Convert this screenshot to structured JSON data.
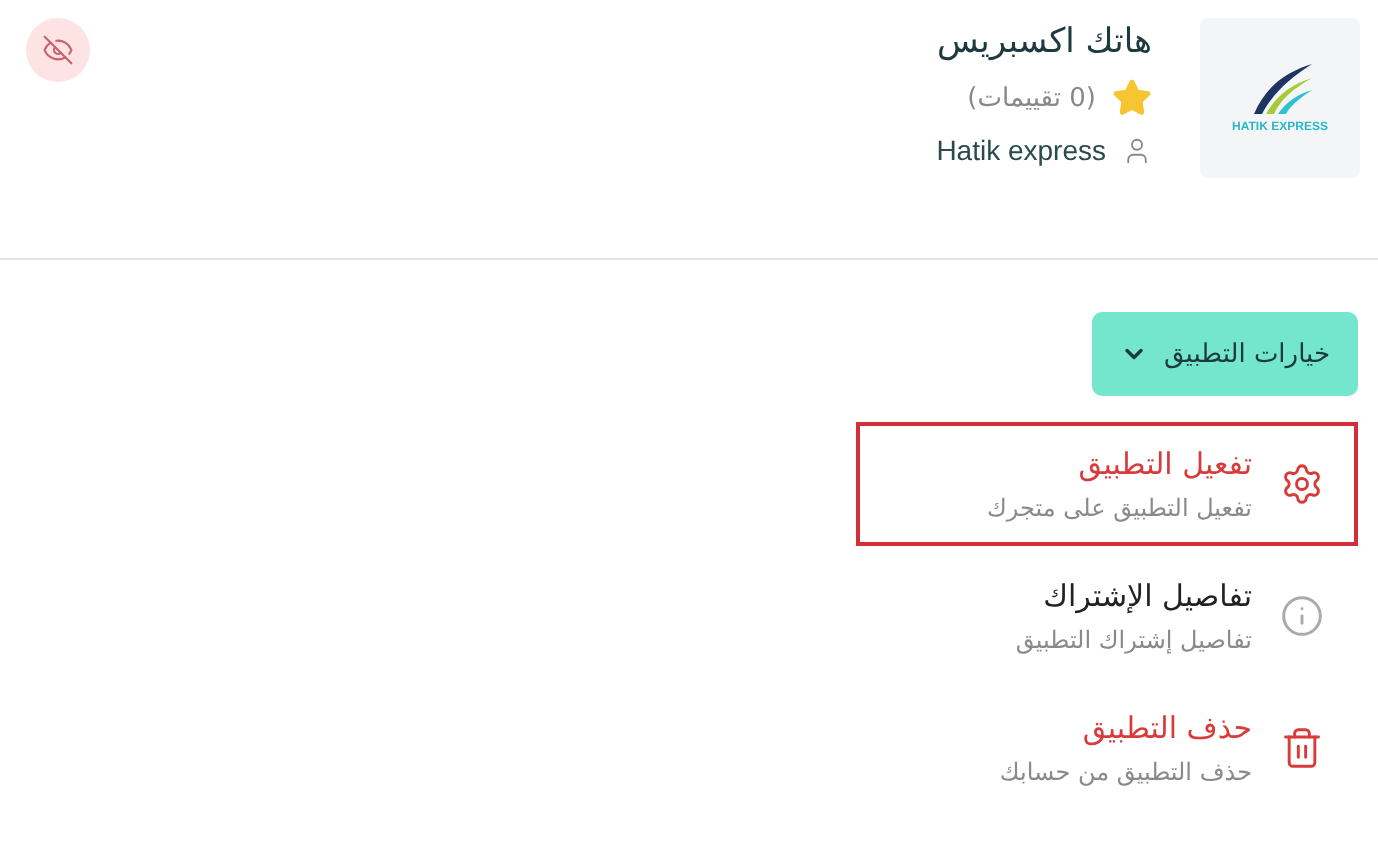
{
  "app": {
    "name": "هاتك اكسبريس",
    "logo_text": "HATIK EXPRESS",
    "stars": 1,
    "rating_text": "(0 تقييمات)",
    "developer": "Hatik express",
    "hidden": true
  },
  "options_button": {
    "label": "خيارات التطبيق",
    "expanded": true
  },
  "menu": [
    {
      "kind": "activate",
      "title": "تفعيل التطبيق",
      "subtitle": "تفعيل التطبيق على متجرك",
      "selected": true
    },
    {
      "kind": "info",
      "title": "تفاصيل الإشتراك",
      "subtitle": "تفاصيل إشتراك التطبيق",
      "selected": false
    },
    {
      "kind": "delete",
      "title": "حذف التطبيق",
      "subtitle": "حذف التطبيق من حسابك",
      "selected": false
    }
  ]
}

════

# [Description of the task]
Output all of the records exactly as they appear above, but not the pictures.

# [Correct answer]
Convert this screenshot to structured JSON data.
{
  "app": {
    "name": "هاتك اكسبريس",
    "logo_text": "HATIK EXPRESS",
    "stars": 1,
    "rating_text": "(0 تقييمات)",
    "developer": "Hatik express",
    "hidden": true
  },
  "options_button": {
    "label": "خيارات التطبيق",
    "expanded": true
  },
  "menu": [
    {
      "kind": "activate",
      "title": "تفعيل التطبيق",
      "subtitle": "تفعيل التطبيق على متجرك",
      "selected": true
    },
    {
      "kind": "info",
      "title": "تفاصيل الإشتراك",
      "subtitle": "تفاصيل إشتراك التطبيق",
      "selected": false
    },
    {
      "kind": "delete",
      "title": "حذف التطبيق",
      "subtitle": "حذف التطبيق من حسابك",
      "selected": false
    }
  ]
}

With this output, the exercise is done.